[SET EXERCISE] Locate the lines where "color" occurs and copy them as they stand.

** Begin AVAILABLE DATA **

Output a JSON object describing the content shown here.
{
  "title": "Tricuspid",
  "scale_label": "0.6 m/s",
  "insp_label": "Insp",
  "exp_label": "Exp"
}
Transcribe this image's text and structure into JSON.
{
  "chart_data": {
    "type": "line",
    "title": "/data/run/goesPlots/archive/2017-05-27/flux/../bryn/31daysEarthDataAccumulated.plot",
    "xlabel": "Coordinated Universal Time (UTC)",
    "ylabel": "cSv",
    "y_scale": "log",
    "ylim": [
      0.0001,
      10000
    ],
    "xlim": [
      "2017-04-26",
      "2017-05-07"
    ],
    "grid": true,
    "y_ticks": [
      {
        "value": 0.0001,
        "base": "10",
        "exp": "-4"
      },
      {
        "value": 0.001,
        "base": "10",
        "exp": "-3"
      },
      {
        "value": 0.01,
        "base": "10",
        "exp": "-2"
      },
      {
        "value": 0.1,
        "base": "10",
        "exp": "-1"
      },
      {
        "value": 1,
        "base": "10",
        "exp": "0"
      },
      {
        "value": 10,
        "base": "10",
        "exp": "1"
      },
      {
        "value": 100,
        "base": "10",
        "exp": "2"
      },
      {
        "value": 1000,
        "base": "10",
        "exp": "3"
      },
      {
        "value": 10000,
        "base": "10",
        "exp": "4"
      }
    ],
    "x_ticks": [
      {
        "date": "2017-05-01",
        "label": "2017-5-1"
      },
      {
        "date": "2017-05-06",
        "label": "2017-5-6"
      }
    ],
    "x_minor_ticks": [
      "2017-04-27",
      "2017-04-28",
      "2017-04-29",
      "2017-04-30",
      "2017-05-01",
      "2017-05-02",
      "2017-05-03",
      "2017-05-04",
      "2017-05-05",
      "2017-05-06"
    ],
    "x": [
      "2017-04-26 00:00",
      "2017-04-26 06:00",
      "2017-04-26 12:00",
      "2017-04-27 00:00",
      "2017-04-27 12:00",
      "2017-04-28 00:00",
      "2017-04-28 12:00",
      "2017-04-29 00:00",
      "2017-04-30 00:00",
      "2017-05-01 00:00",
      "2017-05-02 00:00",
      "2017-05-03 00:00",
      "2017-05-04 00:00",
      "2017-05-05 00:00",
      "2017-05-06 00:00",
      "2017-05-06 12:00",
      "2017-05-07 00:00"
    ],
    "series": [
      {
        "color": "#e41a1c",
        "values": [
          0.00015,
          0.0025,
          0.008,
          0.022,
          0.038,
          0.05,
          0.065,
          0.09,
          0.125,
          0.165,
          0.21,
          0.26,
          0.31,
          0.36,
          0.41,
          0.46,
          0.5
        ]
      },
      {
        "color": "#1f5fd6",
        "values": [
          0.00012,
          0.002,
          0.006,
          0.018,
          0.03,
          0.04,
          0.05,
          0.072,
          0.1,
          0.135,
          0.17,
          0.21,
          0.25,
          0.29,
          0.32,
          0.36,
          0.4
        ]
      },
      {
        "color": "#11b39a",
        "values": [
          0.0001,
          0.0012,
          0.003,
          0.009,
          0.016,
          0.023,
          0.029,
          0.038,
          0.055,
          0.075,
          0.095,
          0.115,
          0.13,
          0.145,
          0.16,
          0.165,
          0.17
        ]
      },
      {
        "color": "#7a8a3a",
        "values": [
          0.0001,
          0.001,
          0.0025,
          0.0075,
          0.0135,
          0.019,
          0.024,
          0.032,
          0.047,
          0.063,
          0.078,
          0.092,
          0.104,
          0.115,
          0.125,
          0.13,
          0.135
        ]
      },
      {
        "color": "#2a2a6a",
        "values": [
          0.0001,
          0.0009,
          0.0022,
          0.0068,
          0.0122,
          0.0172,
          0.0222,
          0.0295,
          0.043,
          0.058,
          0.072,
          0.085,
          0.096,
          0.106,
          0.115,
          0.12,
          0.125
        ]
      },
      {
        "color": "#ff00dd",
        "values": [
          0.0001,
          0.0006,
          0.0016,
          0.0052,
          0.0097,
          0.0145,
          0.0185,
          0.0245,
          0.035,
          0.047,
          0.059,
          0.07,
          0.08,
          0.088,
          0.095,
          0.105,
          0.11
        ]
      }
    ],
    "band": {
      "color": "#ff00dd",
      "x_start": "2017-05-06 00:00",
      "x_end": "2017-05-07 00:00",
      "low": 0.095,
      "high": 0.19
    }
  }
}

** End AVAILABLE DATA **

[ANSWER FOR THIS EXERCISE]
        "color": "#e41a1c",
        "color": "#1f5fd6",
        "color": "#11b39a",
        "color": "#7a8a3a",
        "color": "#2a2a6a",
        "color": "#ff00dd",
      "color": "#ff00dd",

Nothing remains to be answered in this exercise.